═════ Data in this exercise
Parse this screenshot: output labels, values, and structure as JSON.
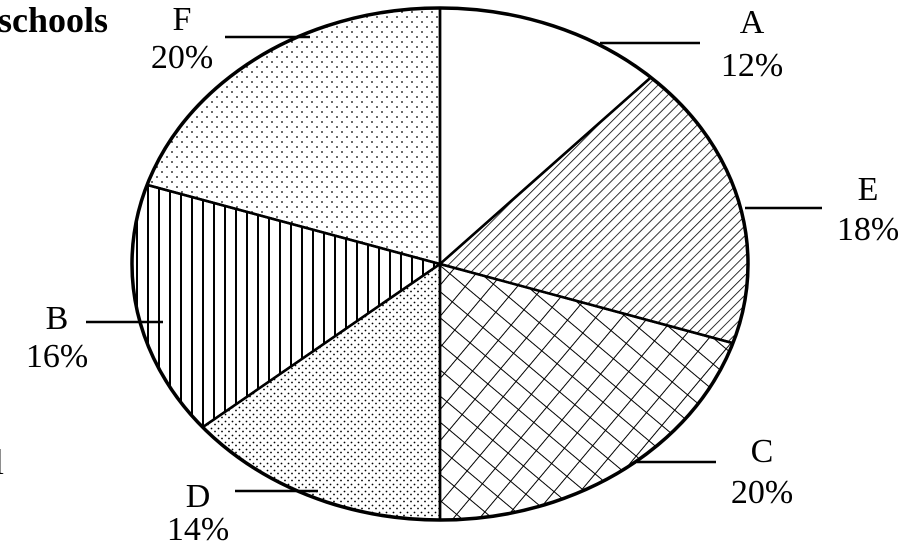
{
  "title_fragment": "schools",
  "edge_fragment": "l",
  "chart_data": {
    "type": "pie",
    "title": "",
    "start": "12 o'clock",
    "direction": "clockwise",
    "slices": [
      {
        "label": "A",
        "value": 12,
        "display": "12%",
        "fill": "blank"
      },
      {
        "label": "E",
        "value": 18,
        "display": "18%",
        "fill": "diagonal-hatch"
      },
      {
        "label": "C",
        "value": 20,
        "display": "20%",
        "fill": "cross-hatch"
      },
      {
        "label": "D",
        "value": 14,
        "display": "14%",
        "fill": "dense-dots"
      },
      {
        "label": "B",
        "value": 16,
        "display": "16%",
        "fill": "vertical-lines"
      },
      {
        "label": "F",
        "value": 20,
        "display": "20%",
        "fill": "sparse-dots"
      }
    ]
  }
}
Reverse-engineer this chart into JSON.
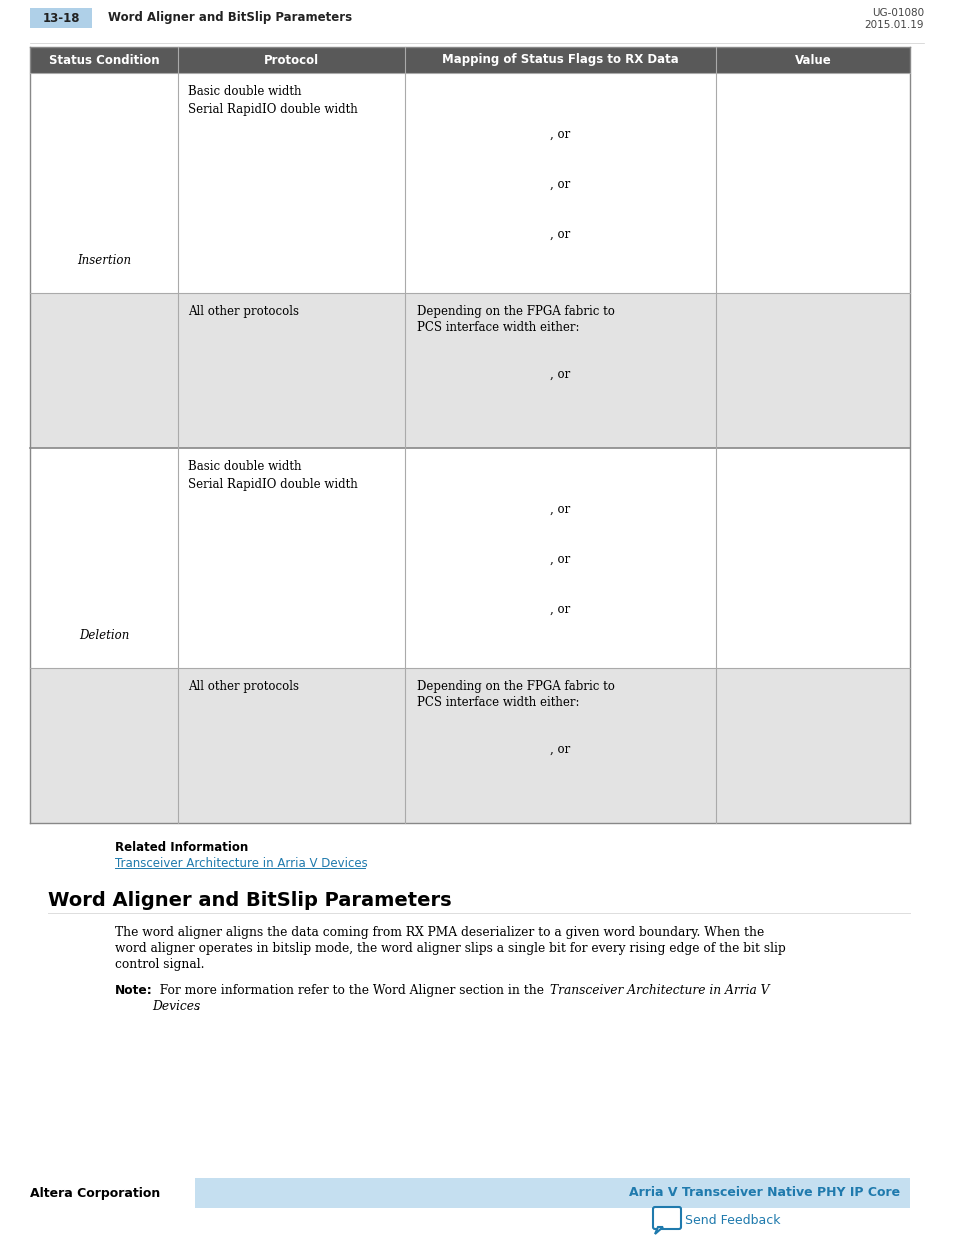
{
  "page_num": "13-18",
  "page_title": "Word Aligner and BitSlip Parameters",
  "doc_id": "UG-01080",
  "doc_date": "2015.01.19",
  "page_num_bg": "#afd0e8",
  "table_header_bg": "#595959",
  "table_header_text": "#ffffff",
  "table_row_bg_white": "#ffffff",
  "table_row_bg_gray": "#e3e3e3",
  "table_border_dark": "#888888",
  "table_border_light": "#aaaaaa",
  "col_headers": [
    "Status Condition",
    "Protocol",
    "Mapping of Status Flags to RX Data",
    "Value"
  ],
  "col_bounds": [
    30,
    178,
    405,
    716,
    910
  ],
  "section_title": "Word Aligner and BitSlip Parameters",
  "related_info_label": "Related Information",
  "related_link": "Transceiver Architecture in Arria V Devices",
  "link_color": "#1f7aad",
  "footer_left": "Altera Corporation",
  "footer_right": "Arria V Transceiver Native PHY IP Core",
  "feedback_text": "Send Feedback",
  "footer_bg": "#c5dff0",
  "footer_text_color": "#1f7aad"
}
══════════
» Short exercise: Skip every picture and transcribe the data above exactly.

» Reply to the exercise:
Parse this screenshot: output labels, values, and structure as JSON.
{
  "title_fragment": "schools",
  "edge_fragment": "l",
  "chart_data": {
    "type": "pie",
    "title": "",
    "start": "12 o'clock",
    "direction": "clockwise",
    "slices": [
      {
        "label": "A",
        "value": 12,
        "display": "12%",
        "fill": "blank"
      },
      {
        "label": "E",
        "value": 18,
        "display": "18%",
        "fill": "diagonal-hatch"
      },
      {
        "label": "C",
        "value": 20,
        "display": "20%",
        "fill": "cross-hatch"
      },
      {
        "label": "D",
        "value": 14,
        "display": "14%",
        "fill": "dense-dots"
      },
      {
        "label": "B",
        "value": 16,
        "display": "16%",
        "fill": "vertical-lines"
      },
      {
        "label": "F",
        "value": 20,
        "display": "20%",
        "fill": "sparse-dots"
      }
    ]
  }
}
Reverse-engineer this chart into JSON.
{
  "page_num": "13-18",
  "page_title": "Word Aligner and BitSlip Parameters",
  "doc_id": "UG-01080",
  "doc_date": "2015.01.19",
  "page_num_bg": "#afd0e8",
  "table_header_bg": "#595959",
  "table_header_text": "#ffffff",
  "table_row_bg_white": "#ffffff",
  "table_row_bg_gray": "#e3e3e3",
  "table_border_dark": "#888888",
  "table_border_light": "#aaaaaa",
  "col_headers": [
    "Status Condition",
    "Protocol",
    "Mapping of Status Flags to RX Data",
    "Value"
  ],
  "col_bounds": [
    30,
    178,
    405,
    716,
    910
  ],
  "section_title": "Word Aligner and BitSlip Parameters",
  "related_info_label": "Related Information",
  "related_link": "Transceiver Architecture in Arria V Devices",
  "link_color": "#1f7aad",
  "footer_left": "Altera Corporation",
  "footer_right": "Arria V Transceiver Native PHY IP Core",
  "feedback_text": "Send Feedback",
  "footer_bg": "#c5dff0",
  "footer_text_color": "#1f7aad"
}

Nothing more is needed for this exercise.